_WHAT THE TASK REQUIRES:_
Return all lines in the material below that contain "Average".
%%
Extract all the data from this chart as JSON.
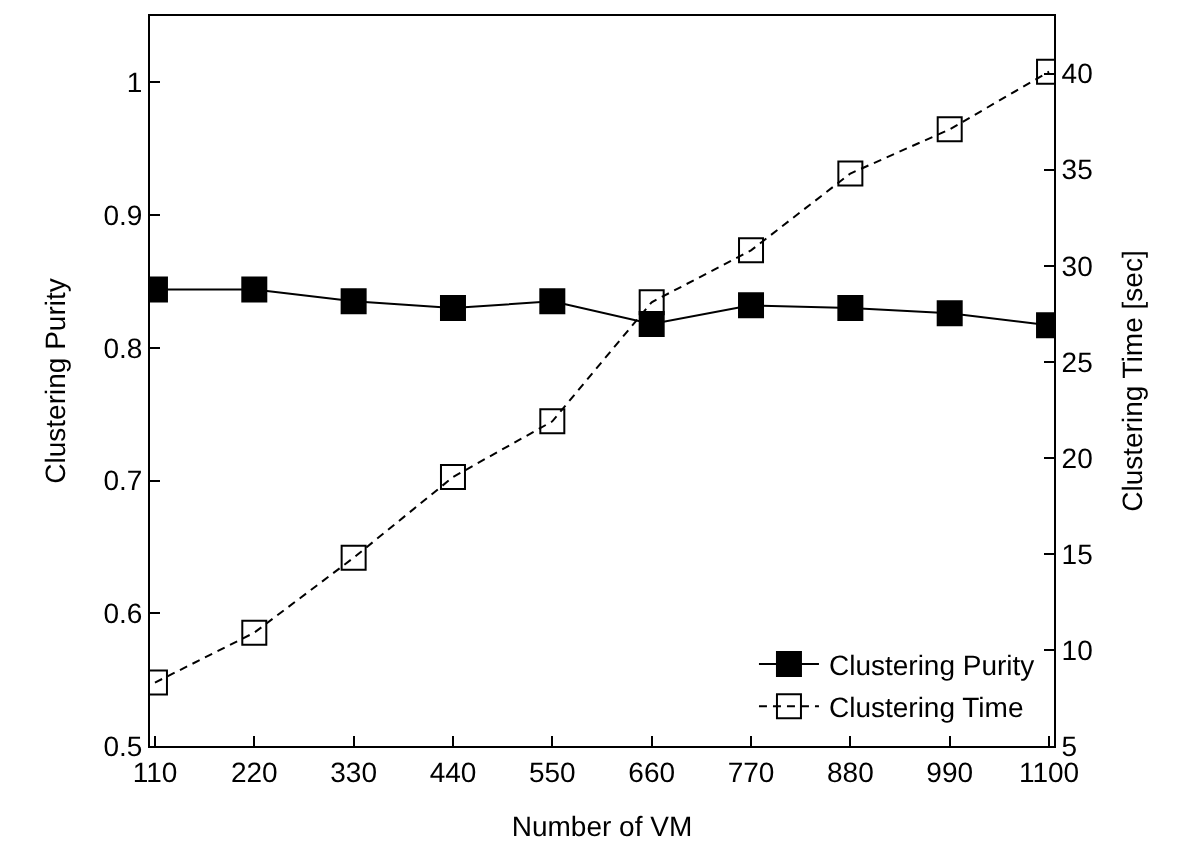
{
  "chart_data": {
    "type": "line",
    "xlabel": "Number of VM",
    "ylabel": "Clustering Purity",
    "y2label": "Clustering Time [sec]",
    "categories": [
      "110",
      "220",
      "330",
      "440",
      "550",
      "660",
      "770",
      "880",
      "990",
      "1100"
    ],
    "series": [
      {
        "name": "Clustering Purity",
        "color": "#000000",
        "values": [
          0.844,
          0.844,
          0.835,
          0.83,
          0.835,
          0.818,
          0.832,
          0.83,
          0.826,
          0.817
        ],
        "marker": "square",
        "line_style": "solid"
      },
      {
        "name": "Clustering Time",
        "color": "#000000",
        "axis": "y2",
        "values": [
          8.3,
          10.9,
          14.8,
          19.0,
          21.9,
          28.1,
          30.8,
          34.8,
          37.1,
          40.1
        ],
        "marker": "square",
        "line_style": "dashed"
      }
    ],
    "ylim": [
      0.5,
      1.05
    ],
    "yticks": [
      0.5,
      0.6,
      0.7,
      0.8,
      0.9,
      1
    ],
    "y2lim": [
      5,
      43
    ],
    "y2ticks": [
      5,
      10,
      15,
      20,
      25,
      30,
      35,
      40
    ],
    "legend": "bottom right"
  }
}
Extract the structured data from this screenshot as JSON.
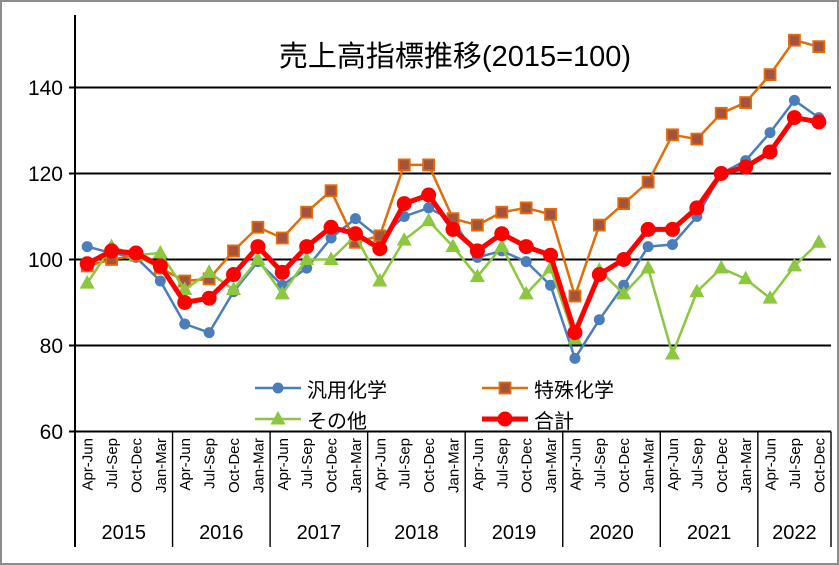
{
  "chart_data": {
    "type": "line",
    "title": "売上高指標推移(2015=100)",
    "background": "#FFFFFF",
    "axis_color": "#000000",
    "grid_on": true,
    "legend_position": "inside-bottom-center",
    "y_axis": {
      "min": 60,
      "max": 156,
      "ticks": [
        60,
        80,
        100,
        120,
        140
      ]
    },
    "x_axis": {
      "quarters": [
        "Apr-Jun",
        "Jul-Sep",
        "Oct-Dec",
        "Jan-Mar",
        "Apr-Jun",
        "Jul-Sep",
        "Oct-Dec",
        "Jan-Mar",
        "Apr-Jun",
        "Jul-Sep",
        "Oct-Dec",
        "Jan-Mar",
        "Apr-Jun",
        "Jul-Sep",
        "Oct-Dec",
        "Jan-Mar",
        "Apr-Jun",
        "Jul-Sep",
        "Oct-Dec",
        "Jan-Mar",
        "Apr-Jun",
        "Jul-Sep",
        "Oct-Dec",
        "Jan-Mar",
        "Apr-Jun",
        "Jul-Sep",
        "Oct-Dec",
        "Jan-Mar",
        "Apr-Jun",
        "Jul-Sep",
        "Oct-Dec"
      ],
      "year_groups": [
        {
          "label": "2015",
          "count": 4
        },
        {
          "label": "2016",
          "count": 4
        },
        {
          "label": "2017",
          "count": 4
        },
        {
          "label": "2018",
          "count": 4
        },
        {
          "label": "2019",
          "count": 4
        },
        {
          "label": "2020",
          "count": 4
        },
        {
          "label": "2021",
          "count": 4
        },
        {
          "label": "2022",
          "count": 3
        }
      ]
    },
    "series": [
      {
        "id": "general-purpose",
        "name": "汎用化学",
        "color": "#4A7EBB",
        "marker": "circle",
        "marker_size": 11,
        "line_width": 2.5,
        "values": [
          103,
          101.5,
          100.5,
          95,
          85,
          83,
          92.5,
          99.5,
          94,
          98,
          105,
          109.5,
          105,
          110,
          112,
          109,
          100.5,
          102,
          99.5,
          94,
          77,
          86,
          94,
          103,
          103.5,
          110,
          120,
          123,
          129.5,
          137,
          133
        ]
      },
      {
        "id": "specialty",
        "name": "特殊化学",
        "color": "#E36C09",
        "marker": "square",
        "marker_fill": "#A5533C",
        "marker_size": 11,
        "line_width": 2.5,
        "values": [
          98.5,
          100,
          101,
          98,
          95,
          95.5,
          102,
          107.5,
          105,
          111,
          116,
          104,
          105.5,
          122,
          122,
          109.5,
          108,
          111,
          112,
          110.5,
          91.5,
          108,
          113,
          118,
          129,
          128,
          134,
          136.5,
          143,
          151,
          149.5
        ]
      },
      {
        "id": "others",
        "name": "その他",
        "color": "#8DC63F",
        "marker": "triangle",
        "marker_size": 13,
        "line_width": 2.5,
        "values": [
          94.5,
          103,
          101,
          101.5,
          93,
          97,
          93,
          100,
          92,
          100,
          100,
          105.5,
          95,
          104.5,
          109,
          103,
          96,
          103,
          92,
          98,
          81.5,
          97.5,
          92,
          98,
          78,
          92.5,
          98,
          95.5,
          91,
          98.5,
          104
        ]
      },
      {
        "id": "total",
        "name": "合計",
        "color": "#FF0000",
        "marker": "circle",
        "marker_size": 15,
        "line_width": 5,
        "values": [
          99,
          102,
          101.5,
          98.5,
          90,
          91,
          96.5,
          103,
          97,
          103,
          107.5,
          106,
          102.5,
          113,
          115,
          107,
          102,
          106,
          103,
          101,
          83,
          96.5,
          100,
          107,
          107,
          112,
          120,
          121.5,
          125,
          133,
          132
        ]
      }
    ]
  }
}
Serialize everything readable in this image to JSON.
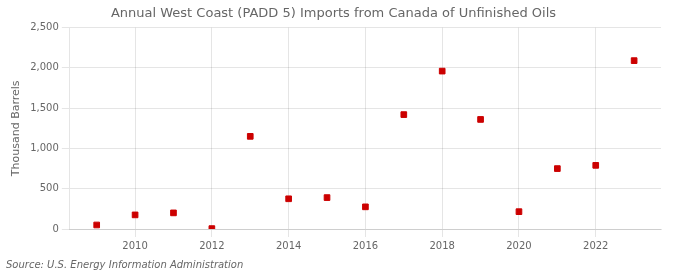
{
  "chart_data": {
    "type": "scatter",
    "title": "Annual West Coast (PADD 5) Imports from Canada of Unfinished Oils",
    "ylabel": "Thousand Barrels",
    "source": "Source: U.S. Energy Information Administration",
    "x": [
      2009,
      2010,
      2011,
      2012,
      2013,
      2014,
      2015,
      2016,
      2017,
      2018,
      2019,
      2020,
      2021,
      2022,
      2023
    ],
    "values": [
      50,
      175,
      200,
      5,
      1150,
      375,
      390,
      275,
      1420,
      1960,
      1360,
      215,
      750,
      790,
      2090
    ],
    "color": "#cc0000",
    "marker": "square",
    "xlim": [
      2008.3,
      2023.7
    ],
    "xticks": [
      2010,
      2012,
      2014,
      2016,
      2018,
      2020,
      2022
    ],
    "ylim": [
      0,
      2500
    ],
    "yticks": [
      0,
      500,
      {
        "value": 1000,
        "label": "1,000"
      },
      {
        "value": 1500,
        "label": "1,500"
      },
      {
        "value": 2000,
        "label": "2,000"
      },
      {
        "value": 2500,
        "label": "2,500"
      }
    ],
    "grid": true
  }
}
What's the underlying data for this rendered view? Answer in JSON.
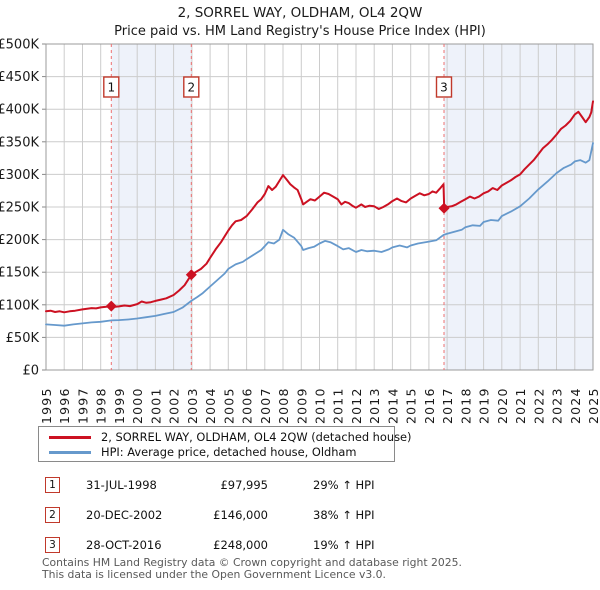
{
  "header": {
    "title": "2, SORREL WAY, OLDHAM, OL4 2QW",
    "subtitle": "Price paid vs. HM Land Registry's House Price Index (HPI)"
  },
  "chart_data": {
    "type": "line",
    "title": "2, SORREL WAY, OLDHAM, OL4 2QW",
    "subtitle": "Price paid vs. HM Land Registry's House Price Index (HPI)",
    "x_axis": {
      "min": 1995,
      "max": 2025,
      "ticks": [
        "1995",
        "1996",
        "1997",
        "1998",
        "1999",
        "2000",
        "2001",
        "2002",
        "2003",
        "2004",
        "2005",
        "2006",
        "2007",
        "2008",
        "2009",
        "2010",
        "2011",
        "2012",
        "2013",
        "2014",
        "2015",
        "2016",
        "2017",
        "2018",
        "2019",
        "2020",
        "2021",
        "2022",
        "2023",
        "2024",
        "2025"
      ]
    },
    "y_axis": {
      "min_k": 0,
      "max_k": 500,
      "step_k": 50,
      "ticks": [
        "£0",
        "£50K",
        "£100K",
        "£150K",
        "£200K",
        "£250K",
        "£300K",
        "£350K",
        "£400K",
        "£450K",
        "£500K"
      ]
    },
    "grid": true,
    "legend_position": "bottom",
    "colors": {
      "property": "#cc1122",
      "hpi": "#6699cc",
      "sale_dash": "#ee7070",
      "band": "#eef2fa",
      "grid": "#cccccc",
      "plot_border": "#9b9b9b",
      "marker_box_border": "#c0392b",
      "axis_text": "#1a1a1a"
    },
    "ownership_bands": [
      [
        1998.58,
        2002.97
      ],
      [
        2016.83,
        2025
      ]
    ],
    "sales": [
      {
        "label": "1",
        "year": 1998.58,
        "date": "31-JUL-1998",
        "price_k": 98,
        "price": "£97,995",
        "vs_hpi": "29% ↑ HPI"
      },
      {
        "label": "2",
        "year": 2002.97,
        "date": "20-DEC-2002",
        "price_k": 146,
        "price": "£146,000",
        "vs_hpi": "38% ↑ HPI"
      },
      {
        "label": "3",
        "year": 2016.83,
        "date": "28-OCT-2016",
        "price_k": 248,
        "price": "£248,000",
        "vs_hpi": "19% ↑ HPI"
      }
    ],
    "series": [
      {
        "id": "property",
        "name": "2, SORREL WAY, OLDHAM, OL4 2QW (detached house)",
        "color": "#cc1122",
        "width": 2,
        "points_year_gbp_k": [
          [
            1995.0,
            90
          ],
          [
            1995.25,
            91
          ],
          [
            1995.5,
            89
          ],
          [
            1995.75,
            90
          ],
          [
            1996.0,
            88.5
          ],
          [
            1996.3,
            90
          ],
          [
            1996.6,
            91
          ],
          [
            1997.0,
            93
          ],
          [
            1997.5,
            95
          ],
          [
            1997.75,
            94.5
          ],
          [
            1998.0,
            96
          ],
          [
            1998.3,
            97
          ],
          [
            1998.58,
            98
          ],
          [
            1998.8,
            97
          ],
          [
            1999.0,
            97.5
          ],
          [
            1999.3,
            99
          ],
          [
            1999.6,
            98
          ],
          [
            2000.0,
            101
          ],
          [
            2000.25,
            105
          ],
          [
            2000.5,
            103
          ],
          [
            2000.75,
            104
          ],
          [
            2001.0,
            106
          ],
          [
            2001.3,
            108
          ],
          [
            2001.6,
            110
          ],
          [
            2002.0,
            115
          ],
          [
            2002.3,
            122
          ],
          [
            2002.6,
            130
          ],
          [
            2002.97,
            146
          ],
          [
            2003.2,
            150
          ],
          [
            2003.5,
            155
          ],
          [
            2003.8,
            163
          ],
          [
            2004.0,
            172
          ],
          [
            2004.3,
            185
          ],
          [
            2004.6,
            196
          ],
          [
            2005.0,
            214
          ],
          [
            2005.2,
            222
          ],
          [
            2005.4,
            228
          ],
          [
            2005.7,
            230
          ],
          [
            2006.0,
            236
          ],
          [
            2006.3,
            246
          ],
          [
            2006.6,
            257
          ],
          [
            2006.8,
            262
          ],
          [
            2007.0,
            270
          ],
          [
            2007.2,
            282
          ],
          [
            2007.4,
            276
          ],
          [
            2007.6,
            281
          ],
          [
            2007.8,
            290
          ],
          [
            2008.0,
            299
          ],
          [
            2008.2,
            292
          ],
          [
            2008.4,
            285
          ],
          [
            2008.6,
            280
          ],
          [
            2008.8,
            276
          ],
          [
            2009.0,
            262
          ],
          [
            2009.1,
            254
          ],
          [
            2009.3,
            258
          ],
          [
            2009.5,
            262
          ],
          [
            2009.75,
            260
          ],
          [
            2010.0,
            266
          ],
          [
            2010.25,
            272
          ],
          [
            2010.5,
            270
          ],
          [
            2010.75,
            266
          ],
          [
            2011.0,
            262
          ],
          [
            2011.2,
            254
          ],
          [
            2011.4,
            258
          ],
          [
            2011.6,
            256
          ],
          [
            2011.8,
            252
          ],
          [
            2012.0,
            249
          ],
          [
            2012.3,
            254
          ],
          [
            2012.5,
            250
          ],
          [
            2012.75,
            252
          ],
          [
            2013.0,
            251
          ],
          [
            2013.25,
            247
          ],
          [
            2013.5,
            250
          ],
          [
            2013.75,
            254
          ],
          [
            2014.0,
            259
          ],
          [
            2014.25,
            263
          ],
          [
            2014.5,
            259
          ],
          [
            2014.75,
            257
          ],
          [
            2015.0,
            263
          ],
          [
            2015.25,
            267
          ],
          [
            2015.5,
            271
          ],
          [
            2015.75,
            268
          ],
          [
            2016.0,
            270
          ],
          [
            2016.2,
            274
          ],
          [
            2016.4,
            272
          ],
          [
            2016.6,
            278
          ],
          [
            2016.8,
            285
          ],
          [
            2016.84,
            248
          ],
          [
            2017.0,
            250
          ],
          [
            2017.25,
            251
          ],
          [
            2017.5,
            254
          ],
          [
            2017.75,
            258
          ],
          [
            2018.0,
            262
          ],
          [
            2018.25,
            266
          ],
          [
            2018.5,
            263
          ],
          [
            2018.75,
            266
          ],
          [
            2019.0,
            271
          ],
          [
            2019.25,
            274
          ],
          [
            2019.5,
            279
          ],
          [
            2019.75,
            276
          ],
          [
            2020.0,
            283
          ],
          [
            2020.25,
            287
          ],
          [
            2020.5,
            291
          ],
          [
            2020.75,
            296
          ],
          [
            2021.0,
            300
          ],
          [
            2021.25,
            308
          ],
          [
            2021.5,
            315
          ],
          [
            2021.75,
            322
          ],
          [
            2022.0,
            331
          ],
          [
            2022.25,
            340
          ],
          [
            2022.5,
            346
          ],
          [
            2022.75,
            353
          ],
          [
            2023.0,
            361
          ],
          [
            2023.25,
            370
          ],
          [
            2023.5,
            375
          ],
          [
            2023.75,
            382
          ],
          [
            2024.0,
            392
          ],
          [
            2024.2,
            396
          ],
          [
            2024.4,
            388
          ],
          [
            2024.6,
            380
          ],
          [
            2024.8,
            388
          ],
          [
            2024.9,
            395
          ],
          [
            2025.0,
            412
          ]
        ]
      },
      {
        "id": "hpi",
        "name": "HPI: Average price, detached house, Oldham",
        "color": "#6699cc",
        "width": 1.8,
        "points_year_gbp_k": [
          [
            1995.0,
            70
          ],
          [
            1995.5,
            69
          ],
          [
            1996.0,
            68
          ],
          [
            1996.5,
            70
          ],
          [
            1997.0,
            71.5
          ],
          [
            1997.5,
            73
          ],
          [
            1998.0,
            74
          ],
          [
            1998.58,
            76
          ],
          [
            1999.0,
            76.5
          ],
          [
            1999.5,
            77.5
          ],
          [
            2000.0,
            79
          ],
          [
            2000.5,
            81
          ],
          [
            2001.0,
            83
          ],
          [
            2001.5,
            86
          ],
          [
            2002.0,
            89
          ],
          [
            2002.5,
            96
          ],
          [
            2002.97,
            106
          ],
          [
            2003.3,
            112
          ],
          [
            2003.6,
            118
          ],
          [
            2004.0,
            128
          ],
          [
            2004.4,
            138
          ],
          [
            2004.8,
            148
          ],
          [
            2005.0,
            155
          ],
          [
            2005.4,
            162
          ],
          [
            2005.8,
            166
          ],
          [
            2006.0,
            170
          ],
          [
            2006.4,
            177
          ],
          [
            2006.8,
            184
          ],
          [
            2007.0,
            190
          ],
          [
            2007.2,
            196
          ],
          [
            2007.5,
            194
          ],
          [
            2007.8,
            200
          ],
          [
            2008.0,
            215
          ],
          [
            2008.3,
            208
          ],
          [
            2008.6,
            203
          ],
          [
            2009.0,
            190
          ],
          [
            2009.1,
            184
          ],
          [
            2009.4,
            187
          ],
          [
            2009.7,
            189
          ],
          [
            2010.0,
            194
          ],
          [
            2010.3,
            198
          ],
          [
            2010.6,
            196
          ],
          [
            2011.0,
            190
          ],
          [
            2011.3,
            185
          ],
          [
            2011.6,
            187
          ],
          [
            2012.0,
            181
          ],
          [
            2012.3,
            184
          ],
          [
            2012.6,
            182
          ],
          [
            2013.0,
            183
          ],
          [
            2013.4,
            181
          ],
          [
            2013.8,
            185
          ],
          [
            2014.0,
            188
          ],
          [
            2014.4,
            191
          ],
          [
            2014.8,
            188
          ],
          [
            2015.0,
            191
          ],
          [
            2015.4,
            194
          ],
          [
            2015.8,
            196
          ],
          [
            2016.0,
            197
          ],
          [
            2016.4,
            199
          ],
          [
            2016.8,
            207
          ],
          [
            2017.0,
            209
          ],
          [
            2017.4,
            212
          ],
          [
            2017.8,
            215
          ],
          [
            2018.0,
            219
          ],
          [
            2018.4,
            222
          ],
          [
            2018.8,
            221
          ],
          [
            2019.0,
            227
          ],
          [
            2019.4,
            230
          ],
          [
            2019.8,
            229
          ],
          [
            2020.0,
            236
          ],
          [
            2020.5,
            243
          ],
          [
            2021.0,
            251
          ],
          [
            2021.5,
            263
          ],
          [
            2022.0,
            277
          ],
          [
            2022.5,
            289
          ],
          [
            2023.0,
            302
          ],
          [
            2023.4,
            310
          ],
          [
            2023.8,
            315
          ],
          [
            2024.0,
            320
          ],
          [
            2024.3,
            322
          ],
          [
            2024.6,
            318
          ],
          [
            2024.8,
            322
          ],
          [
            2025.0,
            348
          ]
        ]
      }
    ]
  },
  "legend": {
    "items": [
      {
        "label": "2, SORREL WAY, OLDHAM, OL4 2QW (detached house)",
        "color": "#cc1122"
      },
      {
        "label": "HPI: Average price, detached house, Oldham",
        "color": "#6699cc"
      }
    ]
  },
  "table": {
    "rows": [
      {
        "num": "1",
        "date": "31-JUL-1998",
        "price": "£97,995",
        "hpi": "29% ↑ HPI"
      },
      {
        "num": "2",
        "date": "20-DEC-2002",
        "price": "£146,000",
        "hpi": "38% ↑ HPI"
      },
      {
        "num": "3",
        "date": "28-OCT-2016",
        "price": "£248,000",
        "hpi": "19% ↑ HPI"
      }
    ]
  },
  "footer": {
    "line1": "Contains HM Land Registry data © Crown copyright and database right 2025.",
    "line2": "This data is licensed under the Open Government Licence v3.0."
  }
}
%%
_EXERCISE SOLUTION:_
        "name": "HPI: Average price, detached house, Oldham",
        "label": "HPI: Average price, detached house, Oldham",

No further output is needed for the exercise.